> [Problem requirements]: Locate the lines of the listing below that hold "判断对错", then copy each of them.
* Start Entries *
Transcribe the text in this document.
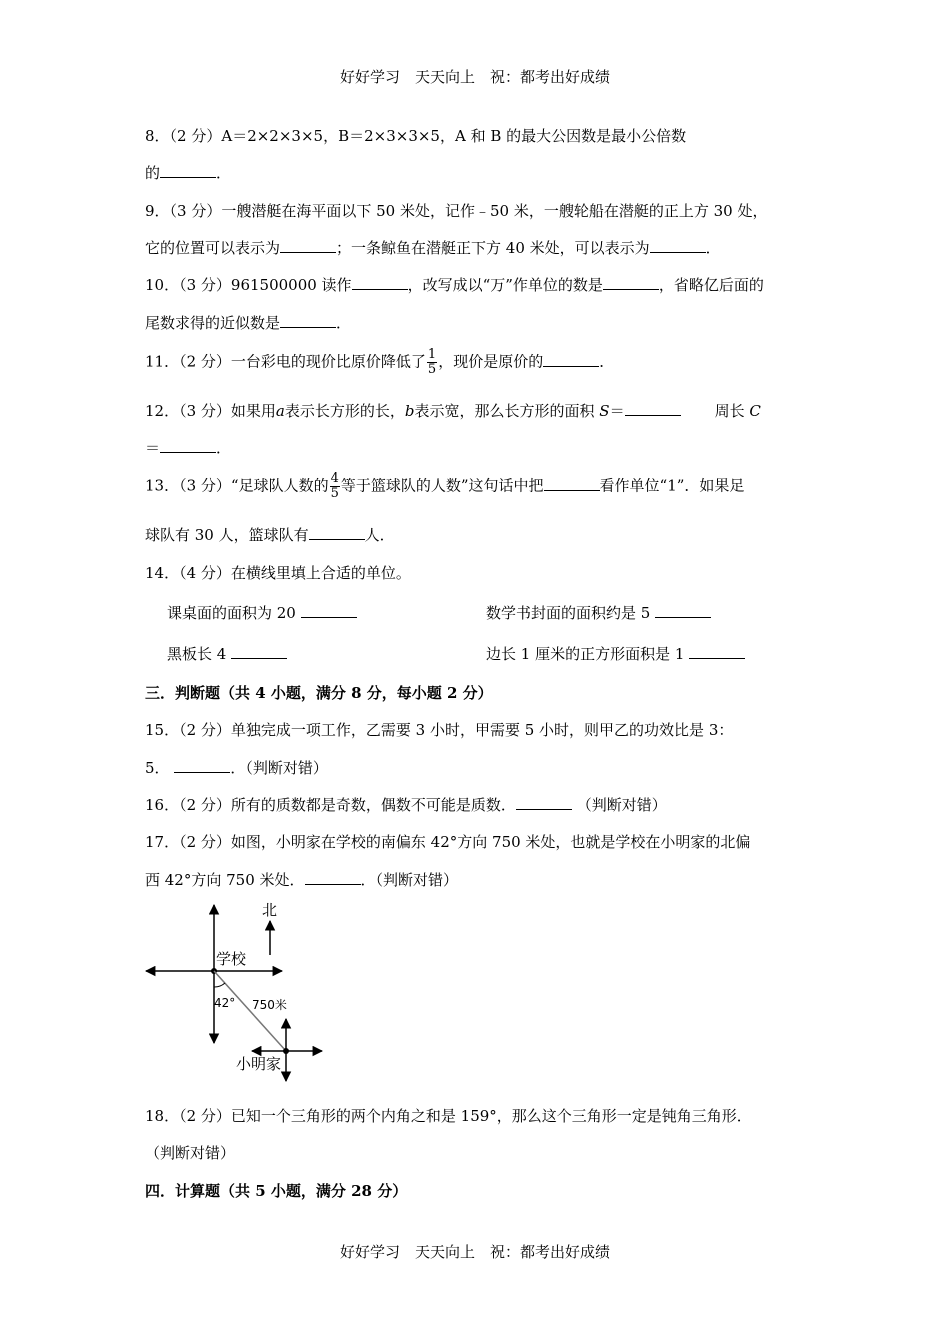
好好学习　天天向上　祝：都考出好成绩
8．（2 分）A＝2×2×3×5，B＝2×3×3×5，A 和 B 的最大公因数是最小公倍数
的	．
9．（3 分）一艘潜艇在海平面以下 50 米处，记作﹣50 米，一艘轮船在潜艇的正上方 30 处，
它的位置可以表示为	；一条鲸鱼在潜艇正下方 40 米处，可以表示为	．
10．（3 分）961500000 读作	，改写成以“万”作单位的数是	，省略亿后面的
尾数求得的近似数是	．
11．（2 分）一台彩电的现价比原价降低了 $\frac{1}{5}$ ，现价是原价的	．
12．（3 分）如果用a表示长方形的长，b表示宽，那么长方形的面积 S＝	周长 C
＝	．
13．（3 分）“足球队人数的 $\frac{4}{5}$ 等于篮球队的人数”这句话中把	看作单位“1”．如果足
球队有 30 人，篮球队有	人．
14．（4 分）在横线里填上合适的单位。
课桌面的面积为 20	数学书封面的面积约是 5
黑板长 4	边长 1 厘米的正方形面积是 1
三．判断题（共 4 小题，满分 8 分，每小题 2 分）
15．（2 分）单独完成一项工作，乙需要 3 小时，甲需要 5 小时，则甲乙的功效比是 3：
5．	．（判断对错）
16．（2 分）所有的质数都是奇数，偶数不可能是质数．	（判断对错）
17．（2 分）如图，小明家在学校的南偏东 42°方向 750 米处，也就是学校在小明家的北偏
西 42°方向 750 米处．	．（判断对错）
北
学校
42° 750米
小明家
18．（2 分）已知一个三角形的两个内角之和是 159°，那么这个三角形一定是钝角三角形．
（判断对错）
四．计算题（共 5 小题，满分 28 分）
好好学习　天天向上　祝：都考出好成绩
* End Entries *
> [Correct output]:
5．	．（判断对错）
16．（2 分）所有的质数都是奇数，偶数不可能是质数．	（判断对错）
西 42°方向 750 米处．	．（判断对错）
（判断对错）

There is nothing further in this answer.